**Work to complete:** Give again the lines from the line with "Output the text content of this document." to the last line of the records, exactly and in full. Do not carry over any pictures.

**Source data:**
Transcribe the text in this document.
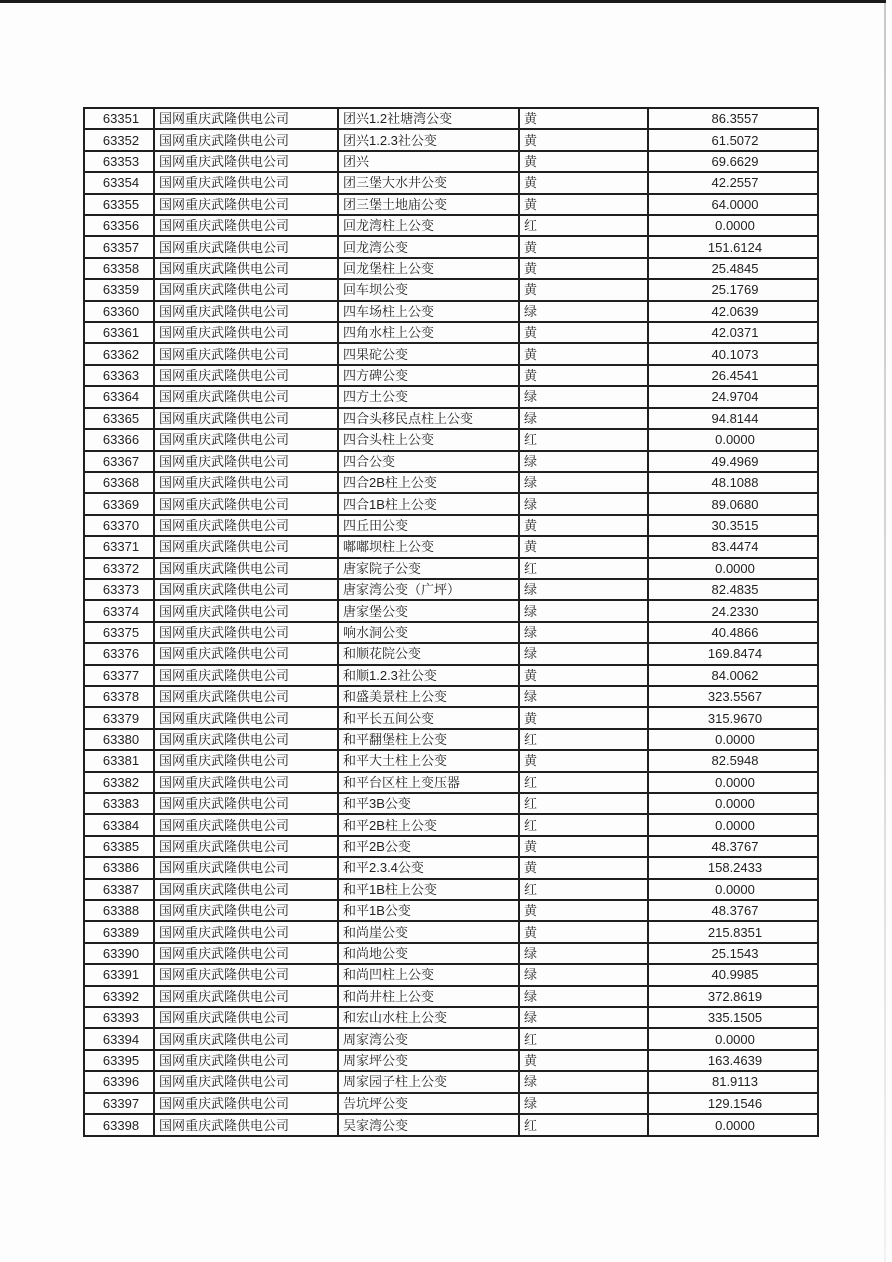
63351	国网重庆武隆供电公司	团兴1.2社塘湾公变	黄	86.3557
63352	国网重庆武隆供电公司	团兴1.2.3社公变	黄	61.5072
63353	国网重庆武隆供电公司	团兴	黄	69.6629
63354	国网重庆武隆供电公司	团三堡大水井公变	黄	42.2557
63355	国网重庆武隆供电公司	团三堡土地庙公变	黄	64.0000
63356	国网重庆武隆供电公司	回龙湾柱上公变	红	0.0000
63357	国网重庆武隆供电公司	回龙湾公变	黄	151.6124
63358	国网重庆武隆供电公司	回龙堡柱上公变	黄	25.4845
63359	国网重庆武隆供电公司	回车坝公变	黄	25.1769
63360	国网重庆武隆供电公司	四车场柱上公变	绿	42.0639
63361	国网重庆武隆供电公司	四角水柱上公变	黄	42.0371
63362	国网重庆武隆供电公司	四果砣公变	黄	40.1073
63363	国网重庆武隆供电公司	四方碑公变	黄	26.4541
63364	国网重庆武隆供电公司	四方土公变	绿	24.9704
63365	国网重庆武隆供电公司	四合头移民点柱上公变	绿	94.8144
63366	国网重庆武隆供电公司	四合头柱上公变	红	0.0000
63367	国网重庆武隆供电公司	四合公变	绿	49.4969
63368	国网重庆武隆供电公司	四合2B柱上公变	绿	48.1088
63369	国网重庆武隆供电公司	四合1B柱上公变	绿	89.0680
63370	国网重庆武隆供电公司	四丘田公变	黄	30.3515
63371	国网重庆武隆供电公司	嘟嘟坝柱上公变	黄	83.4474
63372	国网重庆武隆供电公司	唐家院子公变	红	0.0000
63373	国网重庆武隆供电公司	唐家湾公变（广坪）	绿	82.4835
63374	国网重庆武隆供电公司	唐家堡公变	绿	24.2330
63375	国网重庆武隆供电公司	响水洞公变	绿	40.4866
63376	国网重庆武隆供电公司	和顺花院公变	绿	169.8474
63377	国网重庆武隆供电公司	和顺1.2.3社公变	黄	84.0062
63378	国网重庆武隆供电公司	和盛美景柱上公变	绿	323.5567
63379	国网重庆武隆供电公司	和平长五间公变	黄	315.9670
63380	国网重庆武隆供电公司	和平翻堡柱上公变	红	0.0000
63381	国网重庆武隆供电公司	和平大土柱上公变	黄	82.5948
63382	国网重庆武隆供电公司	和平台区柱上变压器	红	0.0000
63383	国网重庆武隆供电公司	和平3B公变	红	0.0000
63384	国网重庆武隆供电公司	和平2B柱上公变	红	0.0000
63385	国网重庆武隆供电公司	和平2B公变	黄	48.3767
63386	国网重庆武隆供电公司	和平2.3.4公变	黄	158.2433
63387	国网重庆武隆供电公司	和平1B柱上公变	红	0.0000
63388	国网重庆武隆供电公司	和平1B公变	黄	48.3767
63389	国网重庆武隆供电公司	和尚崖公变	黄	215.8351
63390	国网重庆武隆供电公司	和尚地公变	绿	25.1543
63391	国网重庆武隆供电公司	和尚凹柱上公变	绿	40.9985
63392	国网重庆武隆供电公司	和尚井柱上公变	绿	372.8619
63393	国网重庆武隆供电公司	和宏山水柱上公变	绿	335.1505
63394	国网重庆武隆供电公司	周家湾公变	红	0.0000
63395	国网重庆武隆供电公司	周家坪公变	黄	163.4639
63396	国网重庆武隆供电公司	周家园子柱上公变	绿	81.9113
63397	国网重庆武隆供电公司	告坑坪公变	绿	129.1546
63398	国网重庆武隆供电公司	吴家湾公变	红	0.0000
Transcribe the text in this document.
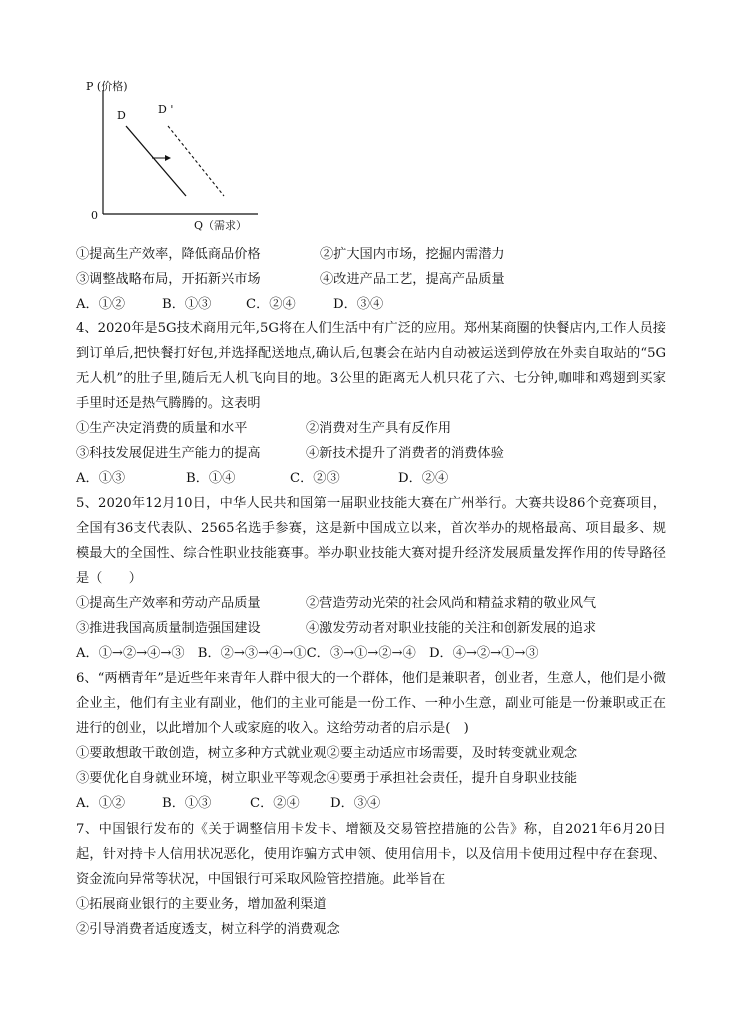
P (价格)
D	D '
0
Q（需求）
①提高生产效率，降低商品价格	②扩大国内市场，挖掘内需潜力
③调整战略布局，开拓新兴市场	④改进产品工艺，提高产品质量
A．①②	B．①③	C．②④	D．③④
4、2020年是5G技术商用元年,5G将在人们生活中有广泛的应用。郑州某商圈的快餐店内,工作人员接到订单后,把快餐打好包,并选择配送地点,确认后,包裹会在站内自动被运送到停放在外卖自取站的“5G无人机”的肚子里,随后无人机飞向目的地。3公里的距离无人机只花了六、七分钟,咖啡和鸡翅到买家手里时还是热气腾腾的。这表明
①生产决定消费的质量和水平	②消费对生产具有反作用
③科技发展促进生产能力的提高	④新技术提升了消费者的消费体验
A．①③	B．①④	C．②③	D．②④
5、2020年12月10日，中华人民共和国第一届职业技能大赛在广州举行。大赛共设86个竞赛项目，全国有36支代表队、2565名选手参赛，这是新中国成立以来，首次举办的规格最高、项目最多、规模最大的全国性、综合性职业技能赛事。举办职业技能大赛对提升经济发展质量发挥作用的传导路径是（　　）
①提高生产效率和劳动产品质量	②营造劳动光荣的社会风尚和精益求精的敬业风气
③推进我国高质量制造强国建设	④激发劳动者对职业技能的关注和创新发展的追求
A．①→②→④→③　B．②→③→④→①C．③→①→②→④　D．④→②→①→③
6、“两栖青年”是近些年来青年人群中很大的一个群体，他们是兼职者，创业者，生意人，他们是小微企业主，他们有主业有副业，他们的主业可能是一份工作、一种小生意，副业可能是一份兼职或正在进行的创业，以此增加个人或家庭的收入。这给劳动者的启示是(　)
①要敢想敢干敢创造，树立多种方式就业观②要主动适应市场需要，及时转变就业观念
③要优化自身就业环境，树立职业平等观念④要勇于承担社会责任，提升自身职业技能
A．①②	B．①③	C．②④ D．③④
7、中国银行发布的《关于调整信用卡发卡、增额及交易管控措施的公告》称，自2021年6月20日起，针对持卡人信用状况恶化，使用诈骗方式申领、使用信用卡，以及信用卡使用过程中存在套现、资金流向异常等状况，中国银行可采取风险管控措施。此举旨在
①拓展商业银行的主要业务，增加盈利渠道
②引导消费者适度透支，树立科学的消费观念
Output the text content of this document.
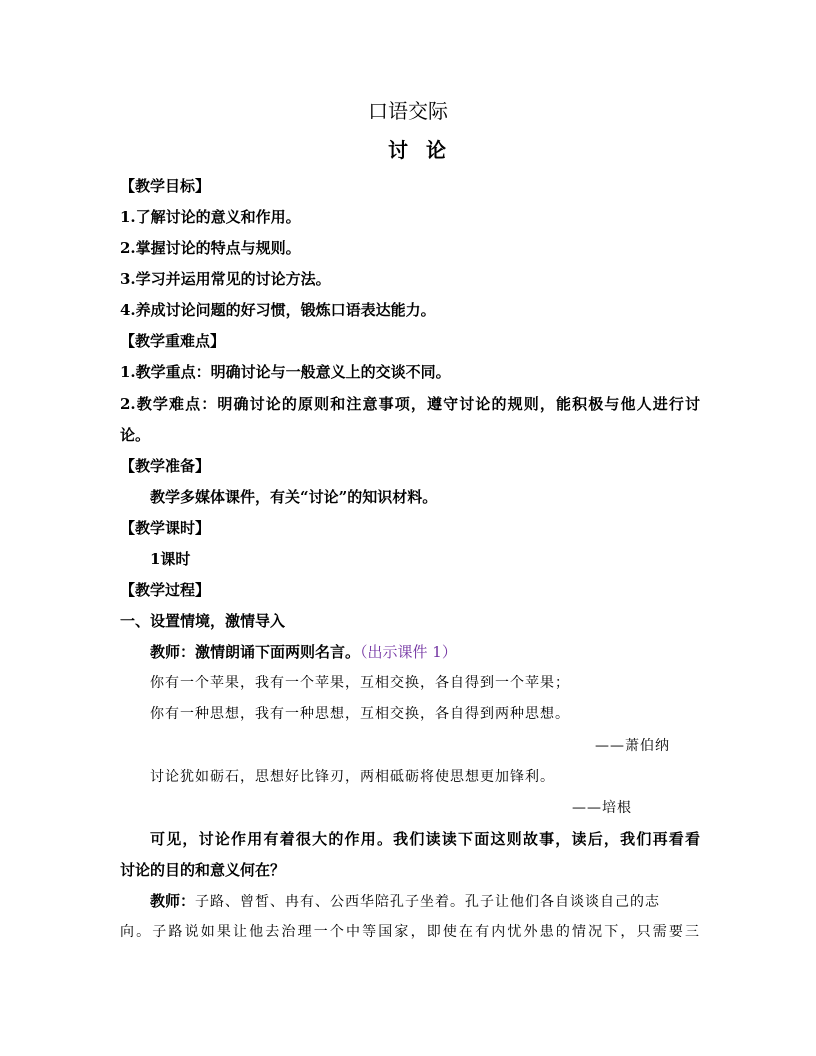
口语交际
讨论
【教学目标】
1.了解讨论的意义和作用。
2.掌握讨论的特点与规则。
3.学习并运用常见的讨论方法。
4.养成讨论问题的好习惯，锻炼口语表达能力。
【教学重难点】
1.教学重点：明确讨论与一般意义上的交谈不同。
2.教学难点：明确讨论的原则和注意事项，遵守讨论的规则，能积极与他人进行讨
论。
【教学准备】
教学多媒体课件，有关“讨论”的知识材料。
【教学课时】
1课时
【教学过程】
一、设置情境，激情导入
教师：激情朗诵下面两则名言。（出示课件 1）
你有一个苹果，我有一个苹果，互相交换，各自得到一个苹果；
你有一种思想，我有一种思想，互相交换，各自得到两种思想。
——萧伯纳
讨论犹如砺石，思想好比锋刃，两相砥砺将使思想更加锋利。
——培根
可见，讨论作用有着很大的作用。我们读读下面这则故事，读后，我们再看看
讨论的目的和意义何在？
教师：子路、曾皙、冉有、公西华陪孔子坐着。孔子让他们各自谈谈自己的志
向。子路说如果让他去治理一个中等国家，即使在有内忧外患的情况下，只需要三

**Response below:**
Output the text content of this document.
口语交际
讨论
【教学目标】
1.了解讨论的意义和作用。
2.掌握讨论的特点与规则。
3.学习并运用常见的讨论方法。
4.养成讨论问题的好习惯，锻炼口语表达能力。
【教学重难点】
1.教学重点：明确讨论与一般意义上的交谈不同。
2.教学难点：明确讨论的原则和注意事项，遵守讨论的规则，能积极与他人进行讨
论。
【教学准备】
教学多媒体课件，有关“讨论”的知识材料。
【教学课时】
1课时
【教学过程】
一、设置情境，激情导入
教师：激情朗诵下面两则名言。（出示课件 1）
你有一个苹果，我有一个苹果，互相交换，各自得到一个苹果；
你有一种思想，我有一种思想，互相交换，各自得到两种思想。
——萧伯纳
讨论犹如砺石，思想好比锋刃，两相砥砺将使思想更加锋利。
——培根
可见，讨论作用有着很大的作用。我们读读下面这则故事，读后，我们再看看
讨论的目的和意义何在？
教师：子路、曾皙、冉有、公西华陪孔子坐着。孔子让他们各自谈谈自己的志
向。子路说如果让他去治理一个中等国家，即使在有内忧外患的情况下，只需要三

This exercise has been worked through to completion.